**Task description**
Pick out the lines in the listing below that contain the word "banned" and copy them.

**Dataset excerpts**
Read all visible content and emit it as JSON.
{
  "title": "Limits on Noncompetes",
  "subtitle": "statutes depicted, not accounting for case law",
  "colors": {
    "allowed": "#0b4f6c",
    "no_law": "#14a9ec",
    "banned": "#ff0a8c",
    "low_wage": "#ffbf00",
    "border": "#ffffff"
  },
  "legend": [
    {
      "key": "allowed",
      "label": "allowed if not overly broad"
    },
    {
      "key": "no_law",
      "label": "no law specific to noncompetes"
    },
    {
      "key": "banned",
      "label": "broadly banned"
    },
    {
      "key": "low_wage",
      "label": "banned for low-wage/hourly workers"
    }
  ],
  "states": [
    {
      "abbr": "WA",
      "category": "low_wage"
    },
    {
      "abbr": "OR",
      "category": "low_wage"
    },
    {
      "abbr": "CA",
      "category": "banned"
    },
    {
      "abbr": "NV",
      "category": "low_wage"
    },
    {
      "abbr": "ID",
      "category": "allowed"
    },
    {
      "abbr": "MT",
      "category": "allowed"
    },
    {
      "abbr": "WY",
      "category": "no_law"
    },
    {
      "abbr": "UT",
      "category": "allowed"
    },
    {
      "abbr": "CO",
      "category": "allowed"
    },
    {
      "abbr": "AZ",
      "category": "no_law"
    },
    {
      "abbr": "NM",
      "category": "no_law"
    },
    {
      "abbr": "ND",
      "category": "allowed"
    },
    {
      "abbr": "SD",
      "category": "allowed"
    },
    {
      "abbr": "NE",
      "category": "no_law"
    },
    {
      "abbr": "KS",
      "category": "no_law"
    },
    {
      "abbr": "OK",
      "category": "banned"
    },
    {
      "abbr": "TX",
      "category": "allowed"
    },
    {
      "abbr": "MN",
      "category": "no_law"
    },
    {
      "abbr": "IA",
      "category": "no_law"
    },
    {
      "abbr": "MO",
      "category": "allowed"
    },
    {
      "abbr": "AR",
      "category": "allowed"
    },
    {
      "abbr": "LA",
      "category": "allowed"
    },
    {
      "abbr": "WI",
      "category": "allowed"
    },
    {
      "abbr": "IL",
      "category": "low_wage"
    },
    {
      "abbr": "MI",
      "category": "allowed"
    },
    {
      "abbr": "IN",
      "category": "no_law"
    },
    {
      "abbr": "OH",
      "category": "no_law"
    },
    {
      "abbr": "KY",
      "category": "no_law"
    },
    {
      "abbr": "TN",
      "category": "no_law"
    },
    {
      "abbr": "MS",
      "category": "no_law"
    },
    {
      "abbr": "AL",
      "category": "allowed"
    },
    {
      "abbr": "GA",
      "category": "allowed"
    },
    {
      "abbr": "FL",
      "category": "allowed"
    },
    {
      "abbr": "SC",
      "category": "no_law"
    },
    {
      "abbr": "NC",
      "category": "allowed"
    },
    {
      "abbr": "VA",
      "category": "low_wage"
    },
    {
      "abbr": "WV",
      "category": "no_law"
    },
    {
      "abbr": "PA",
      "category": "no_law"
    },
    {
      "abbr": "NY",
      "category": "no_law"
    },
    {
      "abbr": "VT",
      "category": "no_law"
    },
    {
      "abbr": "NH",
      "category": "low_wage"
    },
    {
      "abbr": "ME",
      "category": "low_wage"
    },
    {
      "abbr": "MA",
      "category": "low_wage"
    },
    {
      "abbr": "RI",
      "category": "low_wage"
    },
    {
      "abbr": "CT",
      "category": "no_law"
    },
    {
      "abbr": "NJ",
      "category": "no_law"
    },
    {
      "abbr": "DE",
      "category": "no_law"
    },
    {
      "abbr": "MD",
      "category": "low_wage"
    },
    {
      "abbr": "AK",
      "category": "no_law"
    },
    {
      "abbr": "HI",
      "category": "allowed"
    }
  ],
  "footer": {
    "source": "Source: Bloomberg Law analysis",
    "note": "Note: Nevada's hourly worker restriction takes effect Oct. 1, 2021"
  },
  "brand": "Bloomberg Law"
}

**Task output**
    "banned": "#ff0a8c",
      "key": "banned",
      "label": "broadly banned"
      "label": "banned for low-wage/hourly workers"
      "category": "banned"
      "category": "banned"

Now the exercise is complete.